Description of the task → Each entry below should be reproduced character for character.

Given records →
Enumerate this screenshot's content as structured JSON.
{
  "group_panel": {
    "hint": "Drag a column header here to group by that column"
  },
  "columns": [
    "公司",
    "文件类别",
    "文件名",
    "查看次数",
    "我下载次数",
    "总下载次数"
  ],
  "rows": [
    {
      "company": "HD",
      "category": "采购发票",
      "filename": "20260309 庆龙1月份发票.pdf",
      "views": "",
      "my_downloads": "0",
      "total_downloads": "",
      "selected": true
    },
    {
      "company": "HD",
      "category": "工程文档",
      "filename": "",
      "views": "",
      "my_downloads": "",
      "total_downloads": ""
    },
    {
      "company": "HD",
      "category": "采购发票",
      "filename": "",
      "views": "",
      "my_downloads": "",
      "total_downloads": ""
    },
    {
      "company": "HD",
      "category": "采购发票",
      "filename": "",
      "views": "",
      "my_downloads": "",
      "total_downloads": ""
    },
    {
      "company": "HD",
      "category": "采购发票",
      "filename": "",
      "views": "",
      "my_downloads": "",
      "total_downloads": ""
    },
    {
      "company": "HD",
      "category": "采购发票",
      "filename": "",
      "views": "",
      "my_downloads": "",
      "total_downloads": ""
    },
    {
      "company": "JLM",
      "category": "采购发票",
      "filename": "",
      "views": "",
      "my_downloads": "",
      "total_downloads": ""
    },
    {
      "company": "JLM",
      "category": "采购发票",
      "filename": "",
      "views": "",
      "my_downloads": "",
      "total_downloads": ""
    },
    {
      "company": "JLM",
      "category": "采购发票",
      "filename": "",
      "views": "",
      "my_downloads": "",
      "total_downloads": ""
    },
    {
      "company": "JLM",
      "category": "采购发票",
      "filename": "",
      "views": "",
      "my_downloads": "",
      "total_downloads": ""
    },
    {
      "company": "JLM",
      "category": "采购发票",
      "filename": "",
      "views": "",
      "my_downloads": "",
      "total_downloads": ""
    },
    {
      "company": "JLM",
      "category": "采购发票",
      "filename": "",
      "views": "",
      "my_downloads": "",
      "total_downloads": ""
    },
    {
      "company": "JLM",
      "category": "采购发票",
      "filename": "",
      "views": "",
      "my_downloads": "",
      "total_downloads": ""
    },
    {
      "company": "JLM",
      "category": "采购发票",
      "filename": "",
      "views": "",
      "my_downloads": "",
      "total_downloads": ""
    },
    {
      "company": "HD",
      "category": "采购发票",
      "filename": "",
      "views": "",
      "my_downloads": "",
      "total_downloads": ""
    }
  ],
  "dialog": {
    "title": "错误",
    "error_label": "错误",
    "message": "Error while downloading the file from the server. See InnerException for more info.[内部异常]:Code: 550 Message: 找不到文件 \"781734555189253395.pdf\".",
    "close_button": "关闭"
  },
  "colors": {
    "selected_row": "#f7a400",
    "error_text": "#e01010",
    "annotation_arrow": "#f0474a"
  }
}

Response for this exercise →
Enumerate this screenshot's content as structured JSON.
{
  "group_panel": {
    "hint": "Drag a column header here to group by that column"
  },
  "columns": [
    "公司",
    "文件类别",
    "文件名",
    "查看次数",
    "我下载次数",
    "总下载次数"
  ],
  "rows": [
    {
      "company": "HD",
      "category": "采购发票",
      "filename": "20260309 庆龙1月份发票.pdf",
      "views": "",
      "my_downloads": "0",
      "total_downloads": "",
      "selected": true
    },
    {
      "company": "HD",
      "category": "工程文档",
      "filename": "",
      "views": "",
      "my_downloads": "",
      "total_downloads": ""
    },
    {
      "company": "HD",
      "category": "采购发票",
      "filename": "",
      "views": "",
      "my_downloads": "",
      "total_downloads": ""
    },
    {
      "company": "HD",
      "category": "采购发票",
      "filename": "",
      "views": "",
      "my_downloads": "",
      "total_downloads": ""
    },
    {
      "company": "HD",
      "category": "采购发票",
      "filename": "",
      "views": "",
      "my_downloads": "",
      "total_downloads": ""
    },
    {
      "company": "HD",
      "category": "采购发票",
      "filename": "",
      "views": "",
      "my_downloads": "",
      "total_downloads": ""
    },
    {
      "company": "JLM",
      "category": "采购发票",
      "filename": "",
      "views": "",
      "my_downloads": "",
      "total_downloads": ""
    },
    {
      "company": "JLM",
      "category": "采购发票",
      "filename": "",
      "views": "",
      "my_downloads": "",
      "total_downloads": ""
    },
    {
      "company": "JLM",
      "category": "采购发票",
      "filename": "",
      "views": "",
      "my_downloads": "",
      "total_downloads": ""
    },
    {
      "company": "JLM",
      "category": "采购发票",
      "filename": "",
      "views": "",
      "my_downloads": "",
      "total_downloads": ""
    },
    {
      "company": "JLM",
      "category": "采购发票",
      "filename": "",
      "views": "",
      "my_downloads": "",
      "total_downloads": ""
    },
    {
      "company": "JLM",
      "category": "采购发票",
      "filename": "",
      "views": "",
      "my_downloads": "",
      "total_downloads": ""
    },
    {
      "company": "JLM",
      "category": "采购发票",
      "filename": "",
      "views": "",
      "my_downloads": "",
      "total_downloads": ""
    },
    {
      "company": "JLM",
      "category": "采购发票",
      "filename": "",
      "views": "",
      "my_downloads": "",
      "total_downloads": ""
    },
    {
      "company": "HD",
      "category": "采购发票",
      "filename": "",
      "views": "",
      "my_downloads": "",
      "total_downloads": ""
    }
  ],
  "dialog": {
    "title": "错误",
    "error_label": "错误",
    "message": "Error while downloading the file from the server. See InnerException for more info.[内部异常]:Code: 550 Message: 找不到文件 \"781734555189253395.pdf\".",
    "close_button": "关闭"
  },
  "colors": {
    "selected_row": "#f7a400",
    "error_text": "#e01010",
    "annotation_arrow": "#f0474a"
  }
}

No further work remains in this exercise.